### [CHALLENGE]
All of the records below must be output exactly, with no pictures carried over.

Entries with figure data
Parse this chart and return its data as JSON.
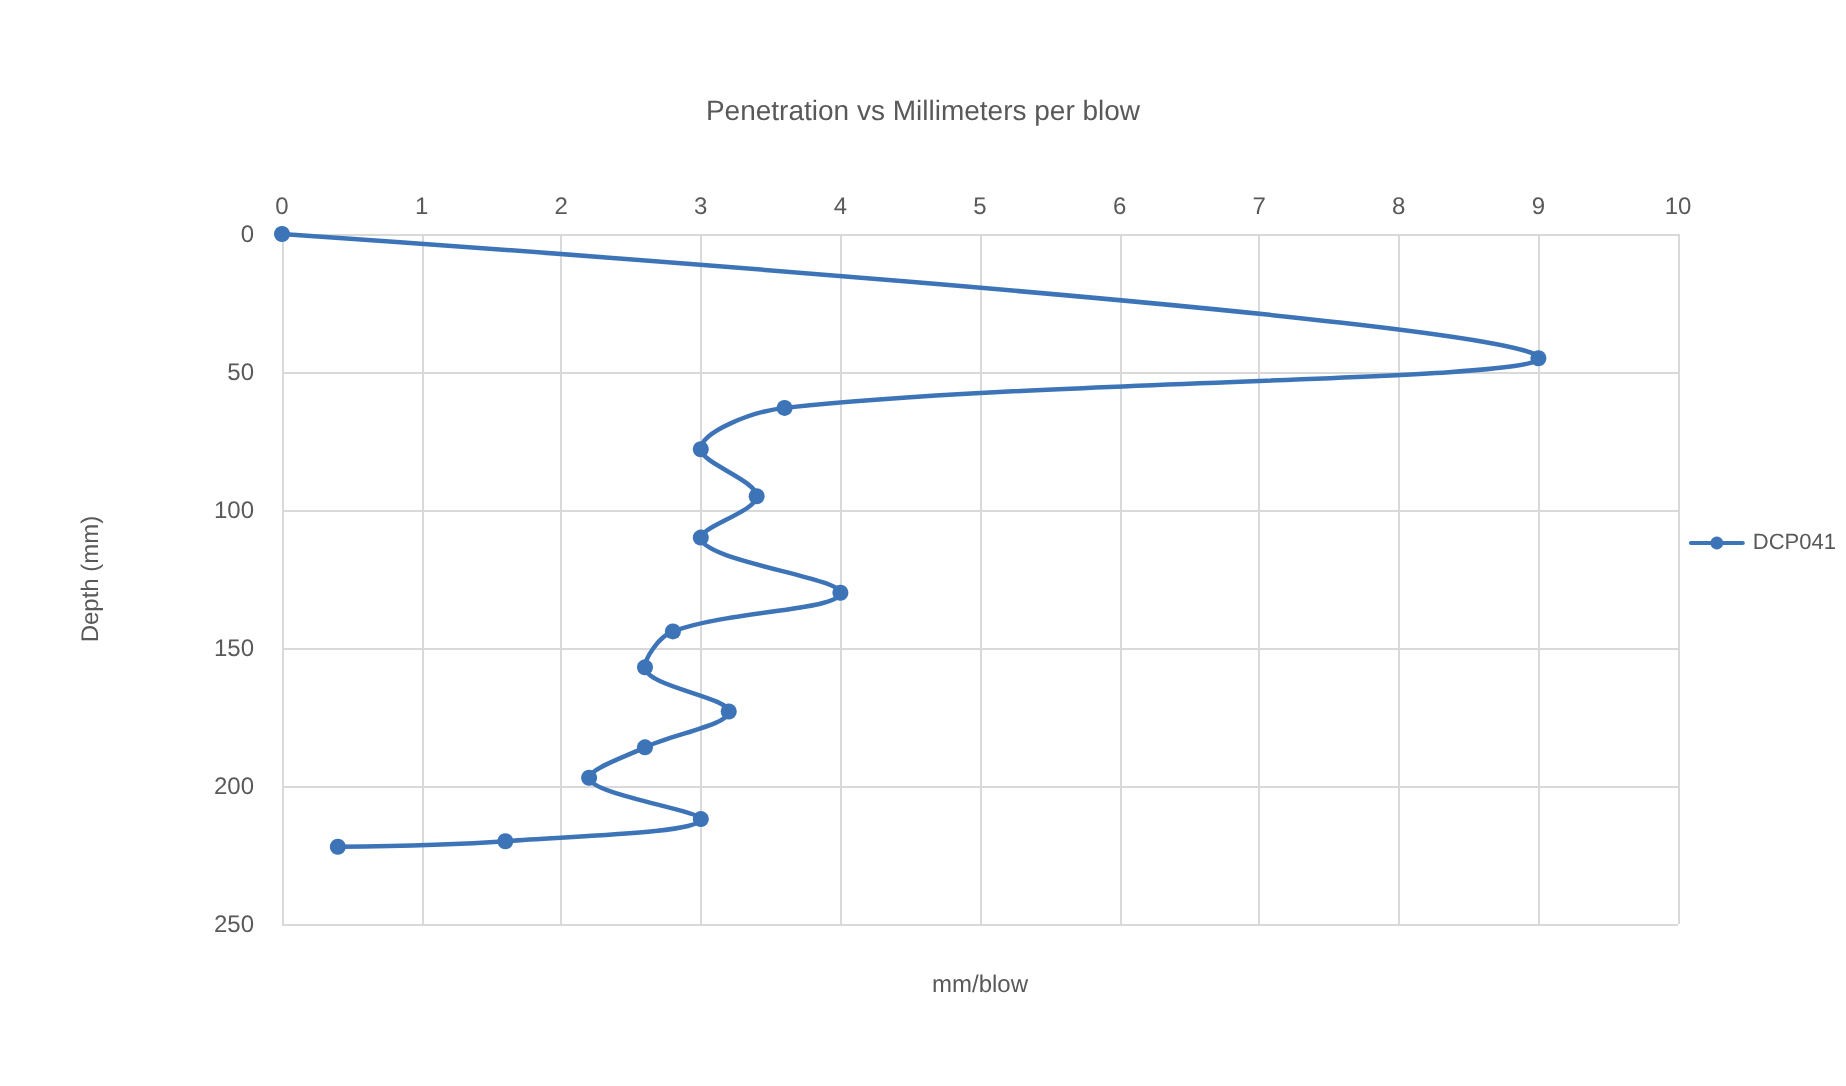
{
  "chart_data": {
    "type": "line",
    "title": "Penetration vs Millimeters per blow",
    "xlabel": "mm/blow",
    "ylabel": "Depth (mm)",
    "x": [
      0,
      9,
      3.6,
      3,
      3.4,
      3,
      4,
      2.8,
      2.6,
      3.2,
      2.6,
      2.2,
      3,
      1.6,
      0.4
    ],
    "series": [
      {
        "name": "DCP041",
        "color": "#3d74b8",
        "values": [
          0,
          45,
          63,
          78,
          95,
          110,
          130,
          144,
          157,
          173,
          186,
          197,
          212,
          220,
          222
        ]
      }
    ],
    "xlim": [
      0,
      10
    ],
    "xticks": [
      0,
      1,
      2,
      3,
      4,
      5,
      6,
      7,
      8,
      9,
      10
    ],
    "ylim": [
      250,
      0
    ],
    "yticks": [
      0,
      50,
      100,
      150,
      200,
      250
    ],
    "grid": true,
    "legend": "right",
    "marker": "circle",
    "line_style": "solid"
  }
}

### [OUTPUT BELOW]
Parse this chart and return its data as JSON.
{
  "chart_data": {
    "type": "line",
    "title": "Penetration vs Millimeters per blow",
    "xlabel": "mm/blow",
    "ylabel": "Depth (mm)",
    "x": [
      0,
      9,
      3.6,
      3,
      3.4,
      3,
      4,
      2.8,
      2.6,
      3.2,
      2.6,
      2.2,
      3,
      1.6,
      0.4
    ],
    "series": [
      {
        "name": "DCP041",
        "color": "#3d74b8",
        "values": [
          0,
          45,
          63,
          78,
          95,
          110,
          130,
          144,
          157,
          173,
          186,
          197,
          212,
          220,
          222
        ]
      }
    ],
    "xlim": [
      0,
      10
    ],
    "xticks": [
      0,
      1,
      2,
      3,
      4,
      5,
      6,
      7,
      8,
      9,
      10
    ],
    "ylim": [
      250,
      0
    ],
    "yticks": [
      0,
      50,
      100,
      150,
      200,
      250
    ],
    "grid": true,
    "legend": "right",
    "marker": "circle",
    "line_style": "solid"
  }
}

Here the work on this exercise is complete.